**What you have to do**. Without altering anything, output the material below.

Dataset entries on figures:
--- begin ---

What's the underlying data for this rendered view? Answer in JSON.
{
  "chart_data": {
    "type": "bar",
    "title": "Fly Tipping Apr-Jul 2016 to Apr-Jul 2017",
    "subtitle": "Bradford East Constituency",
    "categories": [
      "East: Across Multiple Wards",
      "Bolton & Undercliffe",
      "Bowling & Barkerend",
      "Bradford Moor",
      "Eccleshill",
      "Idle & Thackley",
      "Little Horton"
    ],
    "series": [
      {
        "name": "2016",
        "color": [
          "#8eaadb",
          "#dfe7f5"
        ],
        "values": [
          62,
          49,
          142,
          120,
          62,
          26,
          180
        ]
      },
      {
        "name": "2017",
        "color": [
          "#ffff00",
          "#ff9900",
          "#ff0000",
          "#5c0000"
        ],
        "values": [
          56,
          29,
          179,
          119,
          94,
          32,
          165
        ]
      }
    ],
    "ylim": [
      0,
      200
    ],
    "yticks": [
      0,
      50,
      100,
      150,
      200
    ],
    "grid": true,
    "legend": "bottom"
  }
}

--- end ---

**The output**.
What's the underlying data for this rendered view? Answer in JSON.
{
  "chart_data": {
    "type": "bar",
    "title": "Fly Tipping Apr-Jul 2016 to Apr-Jul 2017",
    "subtitle": "Bradford East Constituency",
    "categories": [
      "East: Across Multiple Wards",
      "Bolton & Undercliffe",
      "Bowling & Barkerend",
      "Bradford Moor",
      "Eccleshill",
      "Idle & Thackley",
      "Little Horton"
    ],
    "series": [
      {
        "name": "2016",
        "color": [
          "#8eaadb",
          "#dfe7f5"
        ],
        "values": [
          62,
          49,
          142,
          120,
          62,
          26,
          180
        ]
      },
      {
        "name": "2017",
        "color": [
          "#ffff00",
          "#ff9900",
          "#ff0000",
          "#5c0000"
        ],
        "values": [
          56,
          29,
          179,
          119,
          94,
          32,
          165
        ]
      }
    ],
    "ylim": [
      0,
      200
    ],
    "yticks": [
      0,
      50,
      100,
      150,
      200
    ],
    "grid": true,
    "legend": "bottom"
  }
}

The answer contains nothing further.